Exercise aim
Give back a single number, the count of lines containing the word "Glint".

(Figure record listings)
• • •
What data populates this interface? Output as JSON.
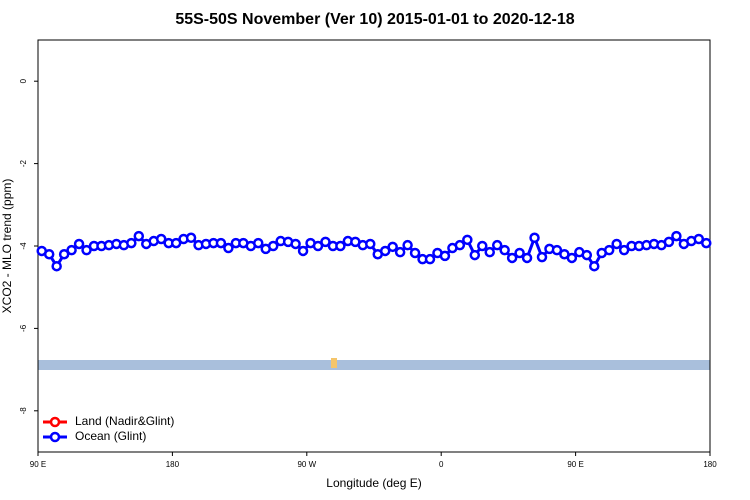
{
  "chart_data": {
    "type": "line",
    "title": "55S-50S November (Ver 10)   2015-01-01 to 2020-12-18",
    "x_label": "Longitude (deg E)",
    "y_label": "XCO2 - MLO trend (ppm)",
    "xlim": [
      90,
      540
    ],
    "xticks": [
      {
        "value": 90,
        "label": "90 E"
      },
      180,
      {
        "value": 270,
        "label": "90 W"
      },
      {
        "value": 360,
        "label": "0"
      },
      {
        "value": 450,
        "label": "90 E"
      },
      {
        "value": 540,
        "label": "180"
      }
    ],
    "ylim": [
      -9,
      1
    ],
    "yticks": [
      0,
      -2,
      -4,
      -6,
      -8
    ],
    "legend": "bottom-left",
    "x": [
      92.5,
      97.5,
      102.5,
      107.5,
      112.5,
      117.5,
      122.5,
      127.5,
      132.5,
      137.5,
      142.5,
      147.5,
      152.5,
      157.5,
      162.5,
      167.5,
      172.5,
      177.5,
      182.5,
      187.5,
      192.5,
      197.5,
      202.5,
      207.5,
      212.5,
      217.5,
      222.5,
      227.5,
      232.5,
      237.5,
      242.5,
      247.5,
      252.5,
      257.5,
      262.5,
      267.5,
      272.5,
      277.5,
      282.5,
      287.5,
      292.5,
      297.5,
      302.5,
      307.5,
      312.5,
      317.5,
      322.5,
      327.5,
      332.5,
      337.5,
      342.5,
      347.5,
      352.5,
      357.5,
      362.5,
      367.5,
      372.5,
      377.5,
      382.5,
      387.5,
      392.5,
      397.5,
      402.5,
      407.5,
      412.5,
      417.5,
      422.5,
      427.5,
      432.5,
      437.5,
      442.5,
      447.5,
      452.5,
      457.5,
      462.5,
      467.5,
      472.5,
      477.5,
      482.5,
      487.5,
      492.5,
      497.5,
      502.5,
      507.5,
      512.5,
      517.5,
      522.5,
      527.5,
      532.5,
      537.5
    ],
    "series": [
      {
        "name": "Land (Nadir&Glint)",
        "color": "#ff0000",
        "values": [
          null,
          null,
          null,
          null,
          null,
          null,
          null,
          null,
          null,
          null,
          null,
          null,
          null,
          null,
          null,
          null,
          null,
          null,
          null,
          null,
          null,
          null,
          null,
          null,
          null,
          null,
          null,
          null,
          null,
          null,
          null,
          null,
          null,
          null,
          null,
          null,
          null,
          null,
          null,
          null,
          null,
          null,
          null,
          null,
          null,
          null,
          null,
          null,
          null,
          null,
          null,
          null,
          null,
          null,
          null,
          null,
          null,
          null,
          null,
          null,
          null,
          null,
          null,
          null,
          null,
          null,
          null,
          null,
          null,
          null,
          null,
          null,
          null,
          null,
          null,
          null,
          null,
          null,
          null,
          null,
          null,
          null,
          null,
          null,
          null,
          null,
          null,
          null,
          null,
          null
        ]
      },
      {
        "name": "Ocean (Glint)",
        "color": "#0000ff",
        "values": [
          -4.12,
          -4.2,
          -4.49,
          -4.2,
          -4.1,
          -3.95,
          -4.1,
          -4.0,
          -4.0,
          -3.98,
          -3.95,
          -3.98,
          -3.93,
          -3.76,
          -3.95,
          -3.88,
          -3.83,
          -3.93,
          -3.93,
          -3.83,
          -3.8,
          -3.98,
          -3.95,
          -3.93,
          -3.93,
          -4.05,
          -3.93,
          -3.93,
          -4.0,
          -3.93,
          -4.07,
          -4.0,
          -3.88,
          -3.9,
          -3.95,
          -4.12,
          -3.93,
          -4.0,
          -3.9,
          -4.0,
          -4.0,
          -3.88,
          -3.9,
          -3.98,
          -3.95,
          -4.2,
          -4.12,
          -4.02,
          -4.15,
          -3.98,
          -4.17,
          -4.32,
          -4.32,
          -4.17,
          -4.24,
          -4.05,
          -3.98,
          -3.85,
          -4.22,
          -4.0,
          -4.15,
          -3.98,
          -4.1,
          -4.29,
          -4.17,
          -4.29,
          -3.8,
          -4.27,
          -4.07,
          -4.1,
          -4.2,
          -4.29,
          -4.15,
          -4.22,
          -4.49,
          -4.17,
          -4.1,
          -3.95,
          -4.1,
          -4.0,
          -4.0,
          -3.98,
          -3.95,
          -3.98,
          -3.9,
          -3.76,
          -3.95,
          -3.88,
          -3.83,
          -3.93
        ]
      }
    ]
  }
}
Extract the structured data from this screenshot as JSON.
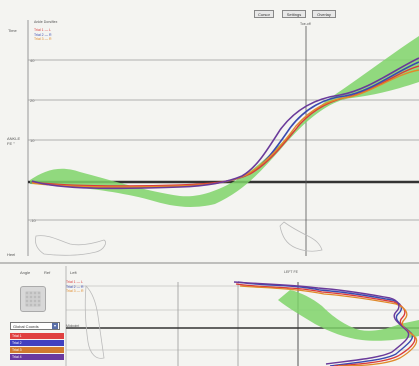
• • •
Reply to the task
2